Problem to work on. Return all lines below containing the word "Romagna".

** Start of Material provided **

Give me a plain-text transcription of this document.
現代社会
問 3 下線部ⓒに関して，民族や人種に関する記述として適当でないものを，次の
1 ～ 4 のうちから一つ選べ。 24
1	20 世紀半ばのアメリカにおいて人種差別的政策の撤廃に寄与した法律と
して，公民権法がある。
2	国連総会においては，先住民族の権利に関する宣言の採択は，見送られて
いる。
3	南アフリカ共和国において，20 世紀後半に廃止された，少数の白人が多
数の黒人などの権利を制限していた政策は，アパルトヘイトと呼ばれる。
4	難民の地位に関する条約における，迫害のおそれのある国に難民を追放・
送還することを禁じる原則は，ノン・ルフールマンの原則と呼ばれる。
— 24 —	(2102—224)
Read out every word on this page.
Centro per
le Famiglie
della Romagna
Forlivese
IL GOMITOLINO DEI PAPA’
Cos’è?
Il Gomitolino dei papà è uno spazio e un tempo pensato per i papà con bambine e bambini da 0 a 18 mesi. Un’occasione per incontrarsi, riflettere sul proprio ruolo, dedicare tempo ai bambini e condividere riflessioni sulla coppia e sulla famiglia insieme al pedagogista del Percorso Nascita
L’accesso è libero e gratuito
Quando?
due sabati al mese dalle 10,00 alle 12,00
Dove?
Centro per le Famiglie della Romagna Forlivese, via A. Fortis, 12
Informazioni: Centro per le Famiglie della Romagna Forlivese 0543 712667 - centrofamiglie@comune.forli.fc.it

** End of Material provided **

Full response.
della Romagna
Centro per le Famiglie della Romagna Forlivese, via A. Fortis, 12
Informazioni: Centro per le Famiglie della Romagna Forlivese 0543 712667 - centrofamiglie@comune.forli.fc.it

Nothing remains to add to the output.